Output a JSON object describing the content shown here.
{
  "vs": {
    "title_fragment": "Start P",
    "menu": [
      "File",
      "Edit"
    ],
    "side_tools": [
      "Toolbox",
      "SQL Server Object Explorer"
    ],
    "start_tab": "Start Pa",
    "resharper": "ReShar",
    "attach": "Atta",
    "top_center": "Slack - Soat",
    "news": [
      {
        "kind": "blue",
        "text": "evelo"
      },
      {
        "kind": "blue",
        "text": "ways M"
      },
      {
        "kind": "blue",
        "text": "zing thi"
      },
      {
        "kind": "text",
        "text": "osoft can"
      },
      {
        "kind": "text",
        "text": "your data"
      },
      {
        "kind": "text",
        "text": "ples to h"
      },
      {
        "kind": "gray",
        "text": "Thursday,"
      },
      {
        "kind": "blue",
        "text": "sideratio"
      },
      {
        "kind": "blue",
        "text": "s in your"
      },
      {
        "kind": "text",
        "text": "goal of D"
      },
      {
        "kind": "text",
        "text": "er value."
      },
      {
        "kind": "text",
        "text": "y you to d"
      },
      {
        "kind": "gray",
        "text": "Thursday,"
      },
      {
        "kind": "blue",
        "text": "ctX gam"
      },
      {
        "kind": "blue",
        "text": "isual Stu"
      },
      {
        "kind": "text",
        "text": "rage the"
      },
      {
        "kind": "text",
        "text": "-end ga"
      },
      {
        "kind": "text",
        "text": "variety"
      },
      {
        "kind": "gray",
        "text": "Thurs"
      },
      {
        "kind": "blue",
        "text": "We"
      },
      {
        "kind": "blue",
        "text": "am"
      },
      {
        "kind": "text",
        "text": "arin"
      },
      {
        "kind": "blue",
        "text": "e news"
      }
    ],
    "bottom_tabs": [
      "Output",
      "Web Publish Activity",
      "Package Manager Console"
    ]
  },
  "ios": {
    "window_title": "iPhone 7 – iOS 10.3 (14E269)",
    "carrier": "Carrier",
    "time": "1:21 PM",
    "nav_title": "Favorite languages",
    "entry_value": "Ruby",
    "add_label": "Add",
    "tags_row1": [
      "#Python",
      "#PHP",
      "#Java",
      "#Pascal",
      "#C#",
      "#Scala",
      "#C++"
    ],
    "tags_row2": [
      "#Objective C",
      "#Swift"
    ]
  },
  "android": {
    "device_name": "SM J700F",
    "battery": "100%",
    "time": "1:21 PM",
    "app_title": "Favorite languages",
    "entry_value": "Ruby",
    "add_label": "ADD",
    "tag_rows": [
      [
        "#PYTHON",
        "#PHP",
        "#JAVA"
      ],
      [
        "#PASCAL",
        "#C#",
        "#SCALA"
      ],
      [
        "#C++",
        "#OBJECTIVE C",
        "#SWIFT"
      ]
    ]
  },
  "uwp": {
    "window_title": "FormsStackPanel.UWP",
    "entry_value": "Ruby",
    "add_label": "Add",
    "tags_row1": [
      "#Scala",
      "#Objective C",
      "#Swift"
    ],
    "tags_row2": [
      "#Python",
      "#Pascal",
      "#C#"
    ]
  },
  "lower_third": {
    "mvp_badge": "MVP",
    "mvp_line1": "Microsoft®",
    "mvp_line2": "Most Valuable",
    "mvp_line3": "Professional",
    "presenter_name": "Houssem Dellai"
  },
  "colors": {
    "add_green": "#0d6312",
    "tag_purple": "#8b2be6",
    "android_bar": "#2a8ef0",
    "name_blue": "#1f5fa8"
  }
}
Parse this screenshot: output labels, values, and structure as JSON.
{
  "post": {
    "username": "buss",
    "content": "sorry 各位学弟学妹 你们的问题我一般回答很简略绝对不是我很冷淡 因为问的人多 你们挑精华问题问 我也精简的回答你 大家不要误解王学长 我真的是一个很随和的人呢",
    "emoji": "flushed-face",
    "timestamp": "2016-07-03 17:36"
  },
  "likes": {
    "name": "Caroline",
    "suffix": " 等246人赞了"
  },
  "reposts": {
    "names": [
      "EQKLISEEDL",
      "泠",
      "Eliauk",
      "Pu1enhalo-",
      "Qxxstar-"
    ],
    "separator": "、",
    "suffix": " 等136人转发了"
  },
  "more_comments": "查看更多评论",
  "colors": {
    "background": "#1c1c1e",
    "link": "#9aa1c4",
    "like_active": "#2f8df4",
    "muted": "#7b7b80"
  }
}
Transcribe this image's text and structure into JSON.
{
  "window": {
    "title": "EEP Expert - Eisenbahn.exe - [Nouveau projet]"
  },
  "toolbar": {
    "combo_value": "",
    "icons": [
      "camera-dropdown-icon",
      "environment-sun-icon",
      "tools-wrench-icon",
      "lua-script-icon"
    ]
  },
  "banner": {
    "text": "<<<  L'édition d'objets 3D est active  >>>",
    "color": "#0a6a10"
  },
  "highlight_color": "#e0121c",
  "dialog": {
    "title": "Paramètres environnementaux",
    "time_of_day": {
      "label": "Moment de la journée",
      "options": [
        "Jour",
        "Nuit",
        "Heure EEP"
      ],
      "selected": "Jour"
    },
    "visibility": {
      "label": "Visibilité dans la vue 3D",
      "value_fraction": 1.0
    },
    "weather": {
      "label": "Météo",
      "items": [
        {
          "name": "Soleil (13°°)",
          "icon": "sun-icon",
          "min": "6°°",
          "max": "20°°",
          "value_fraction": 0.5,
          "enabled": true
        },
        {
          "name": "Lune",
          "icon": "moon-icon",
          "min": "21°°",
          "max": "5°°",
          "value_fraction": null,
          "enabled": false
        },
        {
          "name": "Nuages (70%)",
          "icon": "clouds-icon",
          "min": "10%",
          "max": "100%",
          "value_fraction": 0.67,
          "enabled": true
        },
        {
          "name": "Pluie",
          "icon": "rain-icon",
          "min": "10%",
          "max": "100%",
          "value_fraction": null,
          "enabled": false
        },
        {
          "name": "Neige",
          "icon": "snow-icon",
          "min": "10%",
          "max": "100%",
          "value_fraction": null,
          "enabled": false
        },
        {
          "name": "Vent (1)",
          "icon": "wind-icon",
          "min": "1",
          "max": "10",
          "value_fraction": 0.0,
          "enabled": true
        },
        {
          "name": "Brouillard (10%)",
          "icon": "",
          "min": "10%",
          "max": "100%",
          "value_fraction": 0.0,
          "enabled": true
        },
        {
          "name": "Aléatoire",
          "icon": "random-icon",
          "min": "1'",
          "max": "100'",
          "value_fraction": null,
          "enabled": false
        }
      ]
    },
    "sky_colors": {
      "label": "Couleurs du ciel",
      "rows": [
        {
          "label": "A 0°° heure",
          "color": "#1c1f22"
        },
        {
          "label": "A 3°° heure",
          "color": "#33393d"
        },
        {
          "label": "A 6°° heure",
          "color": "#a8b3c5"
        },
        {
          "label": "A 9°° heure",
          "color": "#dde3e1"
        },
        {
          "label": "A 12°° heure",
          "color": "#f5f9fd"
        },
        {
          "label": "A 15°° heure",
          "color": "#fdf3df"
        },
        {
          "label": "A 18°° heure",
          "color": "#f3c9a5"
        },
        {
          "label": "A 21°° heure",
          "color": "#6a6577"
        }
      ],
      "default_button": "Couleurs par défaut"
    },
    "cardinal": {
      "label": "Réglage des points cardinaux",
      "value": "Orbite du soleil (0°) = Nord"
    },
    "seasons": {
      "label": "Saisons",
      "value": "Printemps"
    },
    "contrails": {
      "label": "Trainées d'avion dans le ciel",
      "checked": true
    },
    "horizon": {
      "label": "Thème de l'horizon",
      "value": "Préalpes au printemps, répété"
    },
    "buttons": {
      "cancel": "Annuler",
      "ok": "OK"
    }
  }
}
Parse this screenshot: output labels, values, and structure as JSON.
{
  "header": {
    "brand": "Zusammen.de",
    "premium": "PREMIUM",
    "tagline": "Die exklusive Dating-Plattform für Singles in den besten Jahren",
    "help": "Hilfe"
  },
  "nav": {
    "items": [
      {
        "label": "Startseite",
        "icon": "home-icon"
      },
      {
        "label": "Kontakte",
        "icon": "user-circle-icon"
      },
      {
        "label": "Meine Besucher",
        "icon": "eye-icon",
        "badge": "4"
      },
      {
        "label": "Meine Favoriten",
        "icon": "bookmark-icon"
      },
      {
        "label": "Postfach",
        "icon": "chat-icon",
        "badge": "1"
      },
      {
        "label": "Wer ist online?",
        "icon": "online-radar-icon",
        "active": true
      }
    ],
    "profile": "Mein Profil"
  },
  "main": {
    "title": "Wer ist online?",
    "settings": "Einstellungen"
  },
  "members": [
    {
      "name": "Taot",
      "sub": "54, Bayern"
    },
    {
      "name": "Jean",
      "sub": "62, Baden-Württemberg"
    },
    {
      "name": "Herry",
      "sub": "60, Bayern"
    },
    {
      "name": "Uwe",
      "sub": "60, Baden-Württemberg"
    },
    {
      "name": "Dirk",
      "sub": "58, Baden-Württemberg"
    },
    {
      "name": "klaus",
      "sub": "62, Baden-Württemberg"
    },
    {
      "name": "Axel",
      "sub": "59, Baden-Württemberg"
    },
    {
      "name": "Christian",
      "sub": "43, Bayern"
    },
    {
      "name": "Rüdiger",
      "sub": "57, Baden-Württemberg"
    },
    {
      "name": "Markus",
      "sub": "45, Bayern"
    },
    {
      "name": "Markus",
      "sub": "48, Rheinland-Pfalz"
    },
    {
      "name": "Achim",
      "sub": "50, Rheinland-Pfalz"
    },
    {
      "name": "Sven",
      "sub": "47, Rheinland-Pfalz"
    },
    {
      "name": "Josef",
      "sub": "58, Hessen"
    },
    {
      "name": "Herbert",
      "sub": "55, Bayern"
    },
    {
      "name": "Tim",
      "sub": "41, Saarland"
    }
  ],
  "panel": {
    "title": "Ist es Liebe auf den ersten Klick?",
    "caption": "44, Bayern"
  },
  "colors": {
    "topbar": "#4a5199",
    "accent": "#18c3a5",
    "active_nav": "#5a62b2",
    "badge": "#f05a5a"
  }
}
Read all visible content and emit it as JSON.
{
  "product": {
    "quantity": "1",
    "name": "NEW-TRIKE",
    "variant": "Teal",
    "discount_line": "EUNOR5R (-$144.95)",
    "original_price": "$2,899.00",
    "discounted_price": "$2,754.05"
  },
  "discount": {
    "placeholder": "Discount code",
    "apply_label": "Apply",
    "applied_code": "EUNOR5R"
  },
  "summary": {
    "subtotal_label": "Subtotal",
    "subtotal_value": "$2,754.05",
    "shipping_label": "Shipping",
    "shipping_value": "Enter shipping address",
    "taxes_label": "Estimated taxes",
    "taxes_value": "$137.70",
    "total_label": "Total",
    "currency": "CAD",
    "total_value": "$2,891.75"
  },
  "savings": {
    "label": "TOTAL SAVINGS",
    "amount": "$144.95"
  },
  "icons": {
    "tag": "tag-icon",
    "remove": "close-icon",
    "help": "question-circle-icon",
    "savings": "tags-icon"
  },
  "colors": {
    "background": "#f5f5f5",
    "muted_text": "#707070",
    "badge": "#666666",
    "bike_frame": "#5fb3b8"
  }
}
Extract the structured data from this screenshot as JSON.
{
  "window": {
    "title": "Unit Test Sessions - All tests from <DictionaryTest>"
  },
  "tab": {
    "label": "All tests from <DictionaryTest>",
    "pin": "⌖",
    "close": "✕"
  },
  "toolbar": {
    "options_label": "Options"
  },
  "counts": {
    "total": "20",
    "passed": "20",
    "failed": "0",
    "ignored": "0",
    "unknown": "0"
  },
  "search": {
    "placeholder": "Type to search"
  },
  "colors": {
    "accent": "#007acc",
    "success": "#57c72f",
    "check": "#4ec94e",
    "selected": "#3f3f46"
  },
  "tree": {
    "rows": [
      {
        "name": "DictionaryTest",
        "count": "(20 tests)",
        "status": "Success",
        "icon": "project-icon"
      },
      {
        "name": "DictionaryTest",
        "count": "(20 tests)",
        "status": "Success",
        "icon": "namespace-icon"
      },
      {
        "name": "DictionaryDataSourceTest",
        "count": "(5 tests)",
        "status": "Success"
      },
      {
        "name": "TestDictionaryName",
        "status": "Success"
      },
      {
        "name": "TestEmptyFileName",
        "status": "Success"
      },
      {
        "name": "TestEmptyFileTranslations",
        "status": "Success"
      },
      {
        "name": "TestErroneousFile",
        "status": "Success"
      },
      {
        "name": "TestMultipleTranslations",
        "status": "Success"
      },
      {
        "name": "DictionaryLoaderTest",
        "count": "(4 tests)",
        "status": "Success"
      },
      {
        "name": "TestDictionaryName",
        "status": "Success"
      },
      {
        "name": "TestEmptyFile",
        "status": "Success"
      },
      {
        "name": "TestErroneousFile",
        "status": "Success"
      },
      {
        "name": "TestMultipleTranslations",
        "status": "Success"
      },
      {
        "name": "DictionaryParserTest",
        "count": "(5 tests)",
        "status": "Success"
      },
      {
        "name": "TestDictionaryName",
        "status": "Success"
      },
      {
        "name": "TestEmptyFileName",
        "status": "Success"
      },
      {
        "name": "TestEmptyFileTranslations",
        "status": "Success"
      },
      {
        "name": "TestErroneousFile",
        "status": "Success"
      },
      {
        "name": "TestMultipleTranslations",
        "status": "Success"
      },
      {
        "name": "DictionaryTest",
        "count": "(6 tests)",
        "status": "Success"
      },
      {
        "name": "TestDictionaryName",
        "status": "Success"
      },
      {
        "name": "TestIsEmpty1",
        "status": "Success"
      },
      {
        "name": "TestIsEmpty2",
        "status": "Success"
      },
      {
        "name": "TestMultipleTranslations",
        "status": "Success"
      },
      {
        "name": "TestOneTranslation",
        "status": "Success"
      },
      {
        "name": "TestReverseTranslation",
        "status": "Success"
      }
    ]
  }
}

□ □ □

• _WHAT TO PRODUCE_
Work out how many lines of the material above contain the word "Couleurs", then give only that figure.

• _WORKED ANSWER_
2